Exercise goal. Copy out the listing that follows, exact in every word, and skip the images.

..........

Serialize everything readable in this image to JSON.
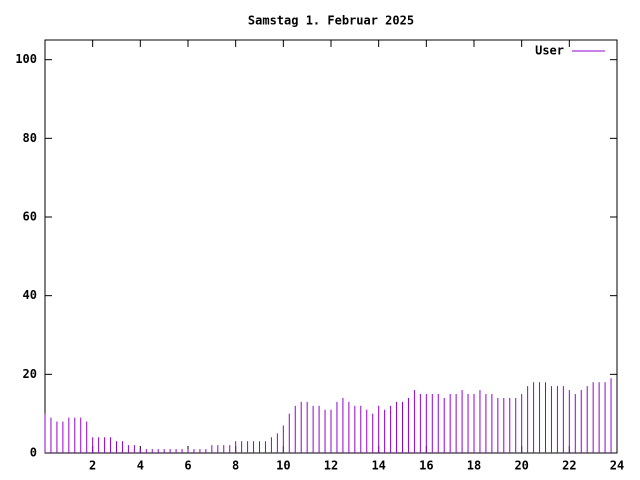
{
  "chart_data": {
    "type": "impulse",
    "title": "Samstag 1. Februar 2025",
    "series": [
      {
        "name": "User",
        "color": "#9400d3",
        "x": [
          0,
          0.25,
          0.5,
          0.75,
          1,
          1.25,
          1.5,
          1.75,
          2,
          2.25,
          2.5,
          2.75,
          3,
          3.25,
          3.5,
          3.75,
          4,
          4.25,
          4.5,
          4.75,
          5,
          5.25,
          5.5,
          5.75,
          6,
          6.25,
          6.5,
          6.75,
          7,
          7.25,
          7.5,
          7.75,
          8,
          8.25,
          8.5,
          8.75,
          9,
          9.25,
          9.5,
          9.75,
          10,
          10.25,
          10.5,
          10.75,
          11,
          11.25,
          11.5,
          11.75,
          12,
          12.25,
          12.5,
          12.75,
          13,
          13.25,
          13.5,
          13.75,
          14,
          14.25,
          14.5,
          14.75,
          15,
          15.25,
          15.5,
          15.75,
          16,
          16.25,
          16.5,
          16.75,
          17,
          17.25,
          17.5,
          17.75,
          18,
          18.25,
          18.5,
          18.75,
          19,
          19.25,
          19.5,
          19.75,
          20,
          20.25,
          20.5,
          20.75,
          21,
          21.25,
          21.5,
          21.75,
          22,
          22.25,
          22.5,
          22.75,
          23,
          23.25,
          23.5,
          23.75
        ],
        "values": [
          10,
          9,
          8,
          8,
          9,
          9,
          9,
          8,
          4,
          4,
          4,
          4,
          3,
          3,
          2,
          2,
          1,
          1,
          1,
          1,
          1,
          1,
          1,
          1,
          1,
          1,
          1,
          1,
          2,
          2,
          2,
          2,
          3,
          3,
          3,
          3,
          3,
          3,
          4,
          5,
          7,
          10,
          12,
          13,
          13,
          12,
          12,
          11,
          11,
          13,
          14,
          13,
          12,
          12,
          11,
          10,
          12,
          11,
          12,
          13,
          13,
          14,
          16,
          15,
          15,
          15,
          15,
          14,
          15,
          15,
          16,
          15,
          15,
          16,
          15,
          15,
          14,
          14,
          14,
          14,
          15,
          17,
          18,
          18,
          18,
          17,
          17,
          17,
          16,
          15,
          16,
          17,
          18,
          18,
          18,
          19
        ]
      }
    ],
    "xlim": [
      0,
      24
    ],
    "xticks": [
      2,
      4,
      6,
      8,
      10,
      12,
      14,
      16,
      18,
      20,
      22,
      24
    ],
    "ylim": [
      0,
      105
    ],
    "yticks": [
      0,
      20,
      40,
      60,
      80,
      100
    ],
    "legend": "top-right"
  }
}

..........

Worked answer.
Serialize everything readable in this image to JSON.
{
  "chart_data": {
    "type": "impulse",
    "title": "Samstag 1. Februar 2025",
    "series": [
      {
        "name": "User",
        "color": "#9400d3",
        "x": [
          0,
          0.25,
          0.5,
          0.75,
          1,
          1.25,
          1.5,
          1.75,
          2,
          2.25,
          2.5,
          2.75,
          3,
          3.25,
          3.5,
          3.75,
          4,
          4.25,
          4.5,
          4.75,
          5,
          5.25,
          5.5,
          5.75,
          6,
          6.25,
          6.5,
          6.75,
          7,
          7.25,
          7.5,
          7.75,
          8,
          8.25,
          8.5,
          8.75,
          9,
          9.25,
          9.5,
          9.75,
          10,
          10.25,
          10.5,
          10.75,
          11,
          11.25,
          11.5,
          11.75,
          12,
          12.25,
          12.5,
          12.75,
          13,
          13.25,
          13.5,
          13.75,
          14,
          14.25,
          14.5,
          14.75,
          15,
          15.25,
          15.5,
          15.75,
          16,
          16.25,
          16.5,
          16.75,
          17,
          17.25,
          17.5,
          17.75,
          18,
          18.25,
          18.5,
          18.75,
          19,
          19.25,
          19.5,
          19.75,
          20,
          20.25,
          20.5,
          20.75,
          21,
          21.25,
          21.5,
          21.75,
          22,
          22.25,
          22.5,
          22.75,
          23,
          23.25,
          23.5,
          23.75
        ],
        "values": [
          10,
          9,
          8,
          8,
          9,
          9,
          9,
          8,
          4,
          4,
          4,
          4,
          3,
          3,
          2,
          2,
          1,
          1,
          1,
          1,
          1,
          1,
          1,
          1,
          1,
          1,
          1,
          1,
          2,
          2,
          2,
          2,
          3,
          3,
          3,
          3,
          3,
          3,
          4,
          5,
          7,
          10,
          12,
          13,
          13,
          12,
          12,
          11,
          11,
          13,
          14,
          13,
          12,
          12,
          11,
          10,
          12,
          11,
          12,
          13,
          13,
          14,
          16,
          15,
          15,
          15,
          15,
          14,
          15,
          15,
          16,
          15,
          15,
          16,
          15,
          15,
          14,
          14,
          14,
          14,
          15,
          17,
          18,
          18,
          18,
          17,
          17,
          17,
          16,
          15,
          16,
          17,
          18,
          18,
          18,
          19
        ]
      }
    ],
    "xlim": [
      0,
      24
    ],
    "xticks": [
      2,
      4,
      6,
      8,
      10,
      12,
      14,
      16,
      18,
      20,
      22,
      24
    ],
    "ylim": [
      0,
      105
    ],
    "yticks": [
      0,
      20,
      40,
      60,
      80,
      100
    ],
    "legend": "top-right"
  }
}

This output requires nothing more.